# [WRITTEN INSTRUCTION]
Reproduce the rows verbatim, starting with the first row and ending with the row that contains "Text: φ: φ: [953, 440, 961, 450]", with both of those rows included.

# [AVAILABLE RECORDS]
+++

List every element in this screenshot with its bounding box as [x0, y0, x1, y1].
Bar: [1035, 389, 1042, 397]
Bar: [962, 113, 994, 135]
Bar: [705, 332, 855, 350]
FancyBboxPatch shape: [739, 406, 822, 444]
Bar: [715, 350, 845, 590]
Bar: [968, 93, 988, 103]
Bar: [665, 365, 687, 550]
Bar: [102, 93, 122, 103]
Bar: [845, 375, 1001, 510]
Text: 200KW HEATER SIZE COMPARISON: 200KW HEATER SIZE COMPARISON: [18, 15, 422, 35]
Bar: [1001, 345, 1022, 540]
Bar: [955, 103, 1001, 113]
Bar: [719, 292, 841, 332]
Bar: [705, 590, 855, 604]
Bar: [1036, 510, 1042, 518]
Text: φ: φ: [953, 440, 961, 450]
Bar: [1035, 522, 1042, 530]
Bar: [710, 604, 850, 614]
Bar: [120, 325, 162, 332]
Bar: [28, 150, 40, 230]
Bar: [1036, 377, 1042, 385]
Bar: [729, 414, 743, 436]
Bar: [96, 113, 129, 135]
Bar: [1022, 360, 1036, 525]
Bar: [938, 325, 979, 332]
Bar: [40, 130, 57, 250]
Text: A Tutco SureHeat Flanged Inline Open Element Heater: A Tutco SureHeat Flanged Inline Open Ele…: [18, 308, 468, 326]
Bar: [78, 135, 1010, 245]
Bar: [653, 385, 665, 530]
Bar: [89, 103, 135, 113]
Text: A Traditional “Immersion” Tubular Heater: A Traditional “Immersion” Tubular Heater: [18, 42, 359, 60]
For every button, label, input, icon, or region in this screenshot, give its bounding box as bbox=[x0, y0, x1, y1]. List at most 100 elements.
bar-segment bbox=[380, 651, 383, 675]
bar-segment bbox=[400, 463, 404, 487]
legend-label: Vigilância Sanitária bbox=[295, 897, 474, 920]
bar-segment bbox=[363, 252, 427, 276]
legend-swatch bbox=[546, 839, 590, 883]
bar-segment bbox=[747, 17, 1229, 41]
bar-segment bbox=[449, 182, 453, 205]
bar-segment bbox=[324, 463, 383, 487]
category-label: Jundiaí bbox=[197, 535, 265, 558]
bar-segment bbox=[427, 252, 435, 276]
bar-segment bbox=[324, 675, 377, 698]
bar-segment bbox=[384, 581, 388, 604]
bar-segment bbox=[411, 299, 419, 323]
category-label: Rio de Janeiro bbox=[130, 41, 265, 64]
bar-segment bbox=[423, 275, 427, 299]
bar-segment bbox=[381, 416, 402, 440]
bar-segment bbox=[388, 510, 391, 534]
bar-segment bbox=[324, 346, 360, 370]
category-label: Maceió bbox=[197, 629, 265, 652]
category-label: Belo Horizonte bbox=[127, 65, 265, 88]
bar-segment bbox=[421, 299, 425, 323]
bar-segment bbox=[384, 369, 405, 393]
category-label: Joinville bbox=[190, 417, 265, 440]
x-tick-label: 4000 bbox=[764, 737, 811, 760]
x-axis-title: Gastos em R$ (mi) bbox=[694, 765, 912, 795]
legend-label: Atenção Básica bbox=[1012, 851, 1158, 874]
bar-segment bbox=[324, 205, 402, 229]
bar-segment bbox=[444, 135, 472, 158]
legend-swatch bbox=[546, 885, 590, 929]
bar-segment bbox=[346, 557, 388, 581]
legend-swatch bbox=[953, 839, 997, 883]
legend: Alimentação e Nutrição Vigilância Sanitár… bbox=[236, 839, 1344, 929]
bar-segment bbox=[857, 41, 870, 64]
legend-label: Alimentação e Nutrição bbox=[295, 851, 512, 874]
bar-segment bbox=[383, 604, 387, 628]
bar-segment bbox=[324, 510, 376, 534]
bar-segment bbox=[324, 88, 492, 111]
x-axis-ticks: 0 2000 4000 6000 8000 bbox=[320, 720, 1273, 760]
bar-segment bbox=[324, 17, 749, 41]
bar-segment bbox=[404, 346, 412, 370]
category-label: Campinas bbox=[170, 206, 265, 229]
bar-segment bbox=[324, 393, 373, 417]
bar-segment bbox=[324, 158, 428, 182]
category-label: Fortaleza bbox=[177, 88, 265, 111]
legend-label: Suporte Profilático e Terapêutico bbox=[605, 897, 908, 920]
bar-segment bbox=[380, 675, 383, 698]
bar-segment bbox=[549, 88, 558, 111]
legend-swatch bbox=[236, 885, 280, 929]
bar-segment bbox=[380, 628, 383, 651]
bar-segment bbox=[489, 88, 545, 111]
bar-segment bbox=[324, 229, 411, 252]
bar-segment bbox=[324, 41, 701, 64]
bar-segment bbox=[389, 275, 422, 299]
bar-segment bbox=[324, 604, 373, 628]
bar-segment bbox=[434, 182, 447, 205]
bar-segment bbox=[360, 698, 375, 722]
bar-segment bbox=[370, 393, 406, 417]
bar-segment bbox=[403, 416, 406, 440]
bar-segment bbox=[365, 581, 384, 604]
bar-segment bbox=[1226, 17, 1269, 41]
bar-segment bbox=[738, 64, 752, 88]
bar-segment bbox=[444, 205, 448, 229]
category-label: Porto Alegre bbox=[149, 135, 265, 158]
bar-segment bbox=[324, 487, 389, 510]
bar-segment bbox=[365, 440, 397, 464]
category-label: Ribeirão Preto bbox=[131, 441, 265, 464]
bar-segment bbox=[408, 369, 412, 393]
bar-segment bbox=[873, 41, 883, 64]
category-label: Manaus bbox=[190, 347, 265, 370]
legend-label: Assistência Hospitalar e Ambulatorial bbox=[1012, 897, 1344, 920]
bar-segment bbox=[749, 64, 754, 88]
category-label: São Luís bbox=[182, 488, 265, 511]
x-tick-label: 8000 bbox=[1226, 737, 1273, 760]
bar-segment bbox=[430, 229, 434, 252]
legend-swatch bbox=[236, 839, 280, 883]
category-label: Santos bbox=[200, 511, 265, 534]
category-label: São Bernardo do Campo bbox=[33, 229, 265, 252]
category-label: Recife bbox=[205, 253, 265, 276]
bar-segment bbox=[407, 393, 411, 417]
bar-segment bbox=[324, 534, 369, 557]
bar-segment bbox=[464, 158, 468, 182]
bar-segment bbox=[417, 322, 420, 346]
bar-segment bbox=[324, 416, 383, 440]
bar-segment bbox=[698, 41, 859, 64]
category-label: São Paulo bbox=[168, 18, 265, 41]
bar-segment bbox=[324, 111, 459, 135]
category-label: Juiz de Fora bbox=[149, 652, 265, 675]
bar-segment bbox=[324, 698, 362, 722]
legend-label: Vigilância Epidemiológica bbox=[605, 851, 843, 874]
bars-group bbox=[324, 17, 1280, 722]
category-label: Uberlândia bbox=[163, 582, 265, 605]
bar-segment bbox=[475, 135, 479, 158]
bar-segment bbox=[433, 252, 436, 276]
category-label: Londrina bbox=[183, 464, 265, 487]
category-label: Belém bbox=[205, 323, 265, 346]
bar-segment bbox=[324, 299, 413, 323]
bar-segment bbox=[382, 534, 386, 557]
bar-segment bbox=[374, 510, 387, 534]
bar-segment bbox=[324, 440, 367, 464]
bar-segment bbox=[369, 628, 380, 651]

+++

# [THE REPLY]
List every element in this screenshot with its bounding box as [x0, y0, x1, y1].
Bar: [1035, 389, 1042, 397]
Bar: [962, 113, 994, 135]
Bar: [705, 332, 855, 350]
FancyBboxPatch shape: [739, 406, 822, 444]
Bar: [715, 350, 845, 590]
Bar: [968, 93, 988, 103]
Bar: [665, 365, 687, 550]
Bar: [102, 93, 122, 103]
Bar: [845, 375, 1001, 510]
Text: 200KW HEATER SIZE COMPARISON: 200KW HEATER SIZE COMPARISON: [18, 15, 422, 35]
Bar: [1001, 345, 1022, 540]
Bar: [955, 103, 1001, 113]
Bar: [719, 292, 841, 332]
Bar: [705, 590, 855, 604]
Bar: [1036, 510, 1042, 518]
Text: φ: φ: [953, 440, 961, 450]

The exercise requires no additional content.